## PASSAGE À LIRE
ACTION CULTURELLE de l’ACADEMIE DE CAEN SERVICES EDUCATIFS
I La relation entre l’image et l’écrit :
La place du texte dans les trois grandes religions monothéistes est fondamentale, c’est le recueil de la parole, il garantit
le lien entre le croyant et le créateur. Le judaïsme est fondé sur la Torah, la révélation de Dieu faite à Moïse ; dans le
christianisme, l’Évangile prolonge cette révélation et étend la promesse de salut à toute l’humanité. Enfin l’Islam elle
aussi est fondée sur un texte sacré, le Coran, révélé par l’ange Gabriel à Mahomet.

Données de détection de la mise en page des documents:
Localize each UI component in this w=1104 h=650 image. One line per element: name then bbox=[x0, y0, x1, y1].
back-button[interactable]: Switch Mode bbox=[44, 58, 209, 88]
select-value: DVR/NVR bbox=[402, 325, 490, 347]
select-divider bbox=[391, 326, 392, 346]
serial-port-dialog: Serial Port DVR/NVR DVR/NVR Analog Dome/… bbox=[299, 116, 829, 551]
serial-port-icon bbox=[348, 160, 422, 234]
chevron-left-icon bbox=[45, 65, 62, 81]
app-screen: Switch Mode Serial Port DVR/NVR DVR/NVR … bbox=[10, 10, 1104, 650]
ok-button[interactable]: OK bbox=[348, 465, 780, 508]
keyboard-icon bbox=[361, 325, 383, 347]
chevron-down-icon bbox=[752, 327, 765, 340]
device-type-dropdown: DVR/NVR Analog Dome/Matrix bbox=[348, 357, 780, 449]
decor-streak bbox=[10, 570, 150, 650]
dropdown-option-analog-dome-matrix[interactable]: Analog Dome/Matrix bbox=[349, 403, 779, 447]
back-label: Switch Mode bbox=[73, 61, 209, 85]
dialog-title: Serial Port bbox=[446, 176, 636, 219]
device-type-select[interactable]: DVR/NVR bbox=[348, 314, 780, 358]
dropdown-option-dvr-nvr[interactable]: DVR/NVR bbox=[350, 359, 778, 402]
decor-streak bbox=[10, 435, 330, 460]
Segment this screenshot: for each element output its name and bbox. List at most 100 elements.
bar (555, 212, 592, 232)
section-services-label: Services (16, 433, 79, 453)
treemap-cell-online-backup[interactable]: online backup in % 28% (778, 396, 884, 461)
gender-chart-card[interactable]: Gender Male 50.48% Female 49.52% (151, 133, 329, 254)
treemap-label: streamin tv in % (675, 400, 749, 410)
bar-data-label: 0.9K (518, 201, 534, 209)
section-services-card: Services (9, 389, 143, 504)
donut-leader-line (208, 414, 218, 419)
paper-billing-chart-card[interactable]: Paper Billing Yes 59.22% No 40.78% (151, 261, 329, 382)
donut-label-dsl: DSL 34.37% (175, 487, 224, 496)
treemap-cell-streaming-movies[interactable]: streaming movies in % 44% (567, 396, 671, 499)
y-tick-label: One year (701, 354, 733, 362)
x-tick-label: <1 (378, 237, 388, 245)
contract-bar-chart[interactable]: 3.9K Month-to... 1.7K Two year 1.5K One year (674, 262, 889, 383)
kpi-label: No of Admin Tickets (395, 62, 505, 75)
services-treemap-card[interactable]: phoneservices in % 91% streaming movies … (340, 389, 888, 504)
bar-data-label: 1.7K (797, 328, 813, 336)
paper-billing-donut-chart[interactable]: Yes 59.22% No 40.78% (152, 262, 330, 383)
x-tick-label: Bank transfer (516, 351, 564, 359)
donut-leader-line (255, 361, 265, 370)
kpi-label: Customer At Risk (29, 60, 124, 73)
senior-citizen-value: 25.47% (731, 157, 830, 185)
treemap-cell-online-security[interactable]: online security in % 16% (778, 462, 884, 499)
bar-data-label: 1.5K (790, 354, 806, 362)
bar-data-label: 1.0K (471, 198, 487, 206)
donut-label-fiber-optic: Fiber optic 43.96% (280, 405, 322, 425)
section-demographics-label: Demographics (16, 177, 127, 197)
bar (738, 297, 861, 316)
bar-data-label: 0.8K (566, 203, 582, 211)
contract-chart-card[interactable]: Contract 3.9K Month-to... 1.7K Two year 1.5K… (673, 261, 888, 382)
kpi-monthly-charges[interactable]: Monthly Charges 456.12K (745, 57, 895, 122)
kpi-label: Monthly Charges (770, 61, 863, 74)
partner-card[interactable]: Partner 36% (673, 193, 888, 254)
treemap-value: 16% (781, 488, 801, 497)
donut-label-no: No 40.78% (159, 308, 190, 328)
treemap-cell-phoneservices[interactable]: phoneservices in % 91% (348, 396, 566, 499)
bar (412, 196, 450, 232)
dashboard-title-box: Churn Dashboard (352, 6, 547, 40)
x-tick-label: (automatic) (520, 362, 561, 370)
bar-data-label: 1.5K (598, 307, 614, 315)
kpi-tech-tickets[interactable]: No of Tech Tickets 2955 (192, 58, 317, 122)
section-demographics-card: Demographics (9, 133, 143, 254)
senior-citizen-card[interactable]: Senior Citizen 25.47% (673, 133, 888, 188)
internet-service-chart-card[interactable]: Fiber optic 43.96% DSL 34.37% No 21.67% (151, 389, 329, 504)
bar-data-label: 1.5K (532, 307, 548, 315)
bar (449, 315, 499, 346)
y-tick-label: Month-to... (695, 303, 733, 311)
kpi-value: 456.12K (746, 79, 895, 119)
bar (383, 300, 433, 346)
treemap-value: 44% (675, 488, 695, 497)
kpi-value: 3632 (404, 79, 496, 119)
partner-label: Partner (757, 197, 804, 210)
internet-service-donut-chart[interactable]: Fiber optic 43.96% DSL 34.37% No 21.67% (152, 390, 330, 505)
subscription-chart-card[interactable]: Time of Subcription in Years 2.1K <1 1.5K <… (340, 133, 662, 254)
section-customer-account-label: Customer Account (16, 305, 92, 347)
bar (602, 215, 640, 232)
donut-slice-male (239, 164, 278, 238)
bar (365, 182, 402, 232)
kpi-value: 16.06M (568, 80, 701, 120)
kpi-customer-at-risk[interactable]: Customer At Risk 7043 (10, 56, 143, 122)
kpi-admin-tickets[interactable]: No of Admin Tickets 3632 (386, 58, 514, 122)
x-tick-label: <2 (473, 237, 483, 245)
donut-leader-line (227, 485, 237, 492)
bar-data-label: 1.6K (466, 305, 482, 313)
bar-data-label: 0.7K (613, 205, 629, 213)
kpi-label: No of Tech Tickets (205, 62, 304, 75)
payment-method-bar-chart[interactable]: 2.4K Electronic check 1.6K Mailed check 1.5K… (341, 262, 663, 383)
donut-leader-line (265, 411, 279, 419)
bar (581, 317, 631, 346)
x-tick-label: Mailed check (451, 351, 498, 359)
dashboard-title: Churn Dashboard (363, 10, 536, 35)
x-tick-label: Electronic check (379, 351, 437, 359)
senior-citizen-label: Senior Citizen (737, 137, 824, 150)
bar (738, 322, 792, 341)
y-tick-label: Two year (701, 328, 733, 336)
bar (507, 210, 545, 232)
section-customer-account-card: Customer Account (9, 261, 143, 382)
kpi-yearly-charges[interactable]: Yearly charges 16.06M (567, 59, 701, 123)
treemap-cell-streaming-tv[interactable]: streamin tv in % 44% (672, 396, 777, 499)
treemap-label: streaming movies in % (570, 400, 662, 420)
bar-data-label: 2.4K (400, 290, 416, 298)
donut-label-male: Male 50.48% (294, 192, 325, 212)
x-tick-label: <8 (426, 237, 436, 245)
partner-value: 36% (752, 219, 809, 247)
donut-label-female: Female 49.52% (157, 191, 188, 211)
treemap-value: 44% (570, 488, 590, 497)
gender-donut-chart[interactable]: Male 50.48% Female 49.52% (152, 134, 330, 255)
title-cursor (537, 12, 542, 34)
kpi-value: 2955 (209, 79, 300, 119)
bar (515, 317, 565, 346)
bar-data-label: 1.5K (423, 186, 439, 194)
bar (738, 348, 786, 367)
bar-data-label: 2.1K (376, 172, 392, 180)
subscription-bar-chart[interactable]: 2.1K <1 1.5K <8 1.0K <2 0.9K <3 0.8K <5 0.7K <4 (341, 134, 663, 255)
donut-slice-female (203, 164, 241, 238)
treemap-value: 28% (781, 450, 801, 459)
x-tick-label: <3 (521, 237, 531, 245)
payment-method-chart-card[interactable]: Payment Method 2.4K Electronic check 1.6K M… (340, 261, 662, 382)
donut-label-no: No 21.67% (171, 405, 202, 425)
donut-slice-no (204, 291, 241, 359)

## CONSIGNE
Modifiez le passage à lire en le reprenant à partir de « ACTION CULTURELLE de » et jusqu'à « Gabriel à Mahomet. », avec « essentielle » à la place de « fondamentale ». Les enregistrements n'interviennent en rien ici.

## RÉPONSE RÉDIGÉE
ACTION CULTURELLE de l’ACADEMIE DE CAEN SERVICES EDUCATIFS
I La relation entre l’image et l’écrit :
La place du texte dans les trois grandes religions monothéistes est essentielle, c’est le recueil de la parole, il garantit
le lien entre le croyant et le créateur. Le judaïsme est fondé sur la Torah, la révélation de Dieu faite à Moïse ; dans le
christianisme, l’Évangile prolonge cette révélation et étend la promesse de salut à toute l’humanité. Enfin l’Islam elle
aussi est fondée sur un texte sacré, le Coran, révélé par l’ange Gabriel à Mahomet.